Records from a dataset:

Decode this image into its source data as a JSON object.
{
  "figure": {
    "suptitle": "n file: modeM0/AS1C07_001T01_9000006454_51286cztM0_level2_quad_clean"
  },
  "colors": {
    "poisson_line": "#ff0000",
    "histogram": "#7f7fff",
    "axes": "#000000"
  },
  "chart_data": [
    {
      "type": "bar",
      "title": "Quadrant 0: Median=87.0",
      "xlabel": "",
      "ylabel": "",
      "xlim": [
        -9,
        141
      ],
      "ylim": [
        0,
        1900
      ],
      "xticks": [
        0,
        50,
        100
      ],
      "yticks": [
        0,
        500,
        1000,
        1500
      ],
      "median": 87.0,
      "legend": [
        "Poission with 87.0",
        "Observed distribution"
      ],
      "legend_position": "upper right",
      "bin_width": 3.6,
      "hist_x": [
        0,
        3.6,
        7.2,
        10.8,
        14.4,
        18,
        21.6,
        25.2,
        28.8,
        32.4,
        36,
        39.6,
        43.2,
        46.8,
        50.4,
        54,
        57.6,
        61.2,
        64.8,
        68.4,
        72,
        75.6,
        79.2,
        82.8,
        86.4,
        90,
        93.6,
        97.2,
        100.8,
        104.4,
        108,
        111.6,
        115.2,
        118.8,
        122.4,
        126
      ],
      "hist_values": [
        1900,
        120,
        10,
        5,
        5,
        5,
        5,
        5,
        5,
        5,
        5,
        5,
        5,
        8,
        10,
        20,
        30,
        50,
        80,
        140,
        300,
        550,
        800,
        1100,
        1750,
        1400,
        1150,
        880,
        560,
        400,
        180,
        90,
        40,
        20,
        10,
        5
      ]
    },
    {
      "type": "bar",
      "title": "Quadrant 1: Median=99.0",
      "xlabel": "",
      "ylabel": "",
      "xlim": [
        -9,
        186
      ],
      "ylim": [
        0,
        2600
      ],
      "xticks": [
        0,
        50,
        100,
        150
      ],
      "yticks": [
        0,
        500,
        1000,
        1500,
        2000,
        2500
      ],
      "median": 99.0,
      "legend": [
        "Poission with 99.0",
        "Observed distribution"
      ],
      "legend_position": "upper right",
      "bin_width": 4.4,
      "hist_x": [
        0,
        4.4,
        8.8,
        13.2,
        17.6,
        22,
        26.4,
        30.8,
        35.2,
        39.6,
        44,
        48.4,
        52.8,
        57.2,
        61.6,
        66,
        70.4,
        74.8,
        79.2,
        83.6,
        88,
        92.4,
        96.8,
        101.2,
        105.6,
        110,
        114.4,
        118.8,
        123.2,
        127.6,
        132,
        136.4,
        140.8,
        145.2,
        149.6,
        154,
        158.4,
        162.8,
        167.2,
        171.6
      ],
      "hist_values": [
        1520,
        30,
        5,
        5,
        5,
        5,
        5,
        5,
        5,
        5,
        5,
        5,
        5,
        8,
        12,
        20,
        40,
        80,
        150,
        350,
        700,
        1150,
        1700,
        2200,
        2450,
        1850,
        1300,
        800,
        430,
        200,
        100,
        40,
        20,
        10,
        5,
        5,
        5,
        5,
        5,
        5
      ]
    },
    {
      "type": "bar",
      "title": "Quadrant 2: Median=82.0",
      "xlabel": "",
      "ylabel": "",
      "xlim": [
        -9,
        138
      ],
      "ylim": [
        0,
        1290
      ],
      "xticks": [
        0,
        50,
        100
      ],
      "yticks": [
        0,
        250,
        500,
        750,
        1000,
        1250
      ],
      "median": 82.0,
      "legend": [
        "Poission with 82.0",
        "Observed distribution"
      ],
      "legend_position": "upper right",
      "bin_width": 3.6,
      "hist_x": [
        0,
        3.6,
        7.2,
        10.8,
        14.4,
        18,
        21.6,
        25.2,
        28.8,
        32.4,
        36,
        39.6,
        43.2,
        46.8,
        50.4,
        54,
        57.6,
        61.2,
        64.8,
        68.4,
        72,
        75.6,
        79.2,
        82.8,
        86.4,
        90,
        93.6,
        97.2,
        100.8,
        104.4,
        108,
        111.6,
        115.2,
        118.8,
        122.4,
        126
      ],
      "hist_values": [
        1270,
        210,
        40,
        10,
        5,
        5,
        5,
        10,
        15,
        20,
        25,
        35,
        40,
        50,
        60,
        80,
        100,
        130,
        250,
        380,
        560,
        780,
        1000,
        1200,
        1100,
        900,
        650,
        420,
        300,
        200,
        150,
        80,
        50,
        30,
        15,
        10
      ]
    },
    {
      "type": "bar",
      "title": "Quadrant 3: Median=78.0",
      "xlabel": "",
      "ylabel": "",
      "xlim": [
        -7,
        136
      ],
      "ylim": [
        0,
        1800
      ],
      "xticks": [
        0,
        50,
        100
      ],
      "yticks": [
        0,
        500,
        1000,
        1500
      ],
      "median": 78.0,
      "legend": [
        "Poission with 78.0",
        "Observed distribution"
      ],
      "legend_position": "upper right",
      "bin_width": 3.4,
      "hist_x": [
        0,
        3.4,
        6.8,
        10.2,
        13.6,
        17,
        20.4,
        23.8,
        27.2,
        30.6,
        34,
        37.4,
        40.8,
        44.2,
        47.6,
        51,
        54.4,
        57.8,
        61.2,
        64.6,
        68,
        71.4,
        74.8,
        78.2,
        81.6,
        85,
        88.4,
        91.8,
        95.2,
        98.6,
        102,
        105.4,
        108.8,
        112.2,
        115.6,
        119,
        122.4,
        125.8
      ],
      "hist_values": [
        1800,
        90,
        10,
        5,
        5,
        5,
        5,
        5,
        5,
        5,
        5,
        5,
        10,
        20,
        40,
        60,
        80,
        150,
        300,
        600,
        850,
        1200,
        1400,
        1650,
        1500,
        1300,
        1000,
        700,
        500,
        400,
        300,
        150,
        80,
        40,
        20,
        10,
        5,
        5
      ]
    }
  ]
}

• _TASK_:
Transcribe the data above in full, exactly.

• _WRITTEN ANSWER_:
Decode this image into its source data as a JSON object.
{
  "figure": {
    "suptitle": "n file: modeM0/AS1C07_001T01_9000006454_51286cztM0_level2_quad_clean"
  },
  "colors": {
    "poisson_line": "#ff0000",
    "histogram": "#7f7fff",
    "axes": "#000000"
  },
  "chart_data": [
    {
      "type": "bar",
      "title": "Quadrant 0: Median=87.0",
      "xlabel": "",
      "ylabel": "",
      "xlim": [
        -9,
        141
      ],
      "ylim": [
        0,
        1900
      ],
      "xticks": [
        0,
        50,
        100
      ],
      "yticks": [
        0,
        500,
        1000,
        1500
      ],
      "median": 87.0,
      "legend": [
        "Poission with 87.0",
        "Observed distribution"
      ],
      "legend_position": "upper right",
      "bin_width": 3.6,
      "hist_x": [
        0,
        3.6,
        7.2,
        10.8,
        14.4,
        18,
        21.6,
        25.2,
        28.8,
        32.4,
        36,
        39.6,
        43.2,
        46.8,
        50.4,
        54,
        57.6,
        61.2,
        64.8,
        68.4,
        72,
        75.6,
        79.2,
        82.8,
        86.4,
        90,
        93.6,
        97.2,
        100.8,
        104.4,
        108,
        111.6,
        115.2,
        118.8,
        122.4,
        126
      ],
      "hist_values": [
        1900,
        120,
        10,
        5,
        5,
        5,
        5,
        5,
        5,
        5,
        5,
        5,
        5,
        8,
        10,
        20,
        30,
        50,
        80,
        140,
        300,
        550,
        800,
        1100,
        1750,
        1400,
        1150,
        880,
        560,
        400,
        180,
        90,
        40,
        20,
        10,
        5
      ]
    },
    {
      "type": "bar",
      "title": "Quadrant 1: Median=99.0",
      "xlabel": "",
      "ylabel": "",
      "xlim": [
        -9,
        186
      ],
      "ylim": [
        0,
        2600
      ],
      "xticks": [
        0,
        50,
        100,
        150
      ],
      "yticks": [
        0,
        500,
        1000,
        1500,
        2000,
        2500
      ],
      "median": 99.0,
      "legend": [
        "Poission with 99.0",
        "Observed distribution"
      ],
      "legend_position": "upper right",
      "bin_width": 4.4,
      "hist_x": [
        0,
        4.4,
        8.8,
        13.2,
        17.6,
        22,
        26.4,
        30.8,
        35.2,
        39.6,
        44,
        48.4,
        52.8,
        57.2,
        61.6,
        66,
        70.4,
        74.8,
        79.2,
        83.6,
        88,
        92.4,
        96.8,
        101.2,
        105.6,
        110,
        114.4,
        118.8,
        123.2,
        127.6,
        132,
        136.4,
        140.8,
        145.2,
        149.6,
        154,
        158.4,
        162.8,
        167.2,
        171.6
      ],
      "hist_values": [
        1520,
        30,
        5,
        5,
        5,
        5,
        5,
        5,
        5,
        5,
        5,
        5,
        5,
        8,
        12,
        20,
        40,
        80,
        150,
        350,
        700,
        1150,
        1700,
        2200,
        2450,
        1850,
        1300,
        800,
        430,
        200,
        100,
        40,
        20,
        10,
        5,
        5,
        5,
        5,
        5,
        5
      ]
    },
    {
      "type": "bar",
      "title": "Quadrant 2: Median=82.0",
      "xlabel": "",
      "ylabel": "",
      "xlim": [
        -9,
        138
      ],
      "ylim": [
        0,
        1290
      ],
      "xticks": [
        0,
        50,
        100
      ],
      "yticks": [
        0,
        250,
        500,
        750,
        1000,
        1250
      ],
      "median": 82.0,
      "legend": [
        "Poission with 82.0",
        "Observed distribution"
      ],
      "legend_position": "upper right",
      "bin_width": 3.6,
      "hist_x": [
        0,
        3.6,
        7.2,
        10.8,
        14.4,
        18,
        21.6,
        25.2,
        28.8,
        32.4,
        36,
        39.6,
        43.2,
        46.8,
        50.4,
        54,
        57.6,
        61.2,
        64.8,
        68.4,
        72,
        75.6,
        79.2,
        82.8,
        86.4,
        90,
        93.6,
        97.2,
        100.8,
        104.4,
        108,
        111.6,
        115.2,
        118.8,
        122.4,
        126
      ],
      "hist_values": [
        1270,
        210,
        40,
        10,
        5,
        5,
        5,
        10,
        15,
        20,
        25,
        35,
        40,
        50,
        60,
        80,
        100,
        130,
        250,
        380,
        560,
        780,
        1000,
        1200,
        1100,
        900,
        650,
        420,
        300,
        200,
        150,
        80,
        50,
        30,
        15,
        10
      ]
    },
    {
      "type": "bar",
      "title": "Quadrant 3: Median=78.0",
      "xlabel": "",
      "ylabel": "",
      "xlim": [
        -7,
        136
      ],
      "ylim": [
        0,
        1800
      ],
      "xticks": [
        0,
        50,
        100
      ],
      "yticks": [
        0,
        500,
        1000,
        1500
      ],
      "median": 78.0,
      "legend": [
        "Poission with 78.0",
        "Observed distribution"
      ],
      "legend_position": "upper right",
      "bin_width": 3.4,
      "hist_x": [
        0,
        3.4,
        6.8,
        10.2,
        13.6,
        17,
        20.4,
        23.8,
        27.2,
        30.6,
        34,
        37.4,
        40.8,
        44.2,
        47.6,
        51,
        54.4,
        57.8,
        61.2,
        64.6,
        68,
        71.4,
        74.8,
        78.2,
        81.6,
        85,
        88.4,
        91.8,
        95.2,
        98.6,
        102,
        105.4,
        108.8,
        112.2,
        115.6,
        119,
        122.4,
        125.8
      ],
      "hist_values": [
        1800,
        90,
        10,
        5,
        5,
        5,
        5,
        5,
        5,
        5,
        5,
        5,
        10,
        20,
        40,
        60,
        80,
        150,
        300,
        600,
        850,
        1200,
        1400,
        1650,
        1500,
        1300,
        1000,
        700,
        500,
        400,
        300,
        150,
        80,
        40,
        20,
        10,
        5,
        5
      ]
    }
  ]
}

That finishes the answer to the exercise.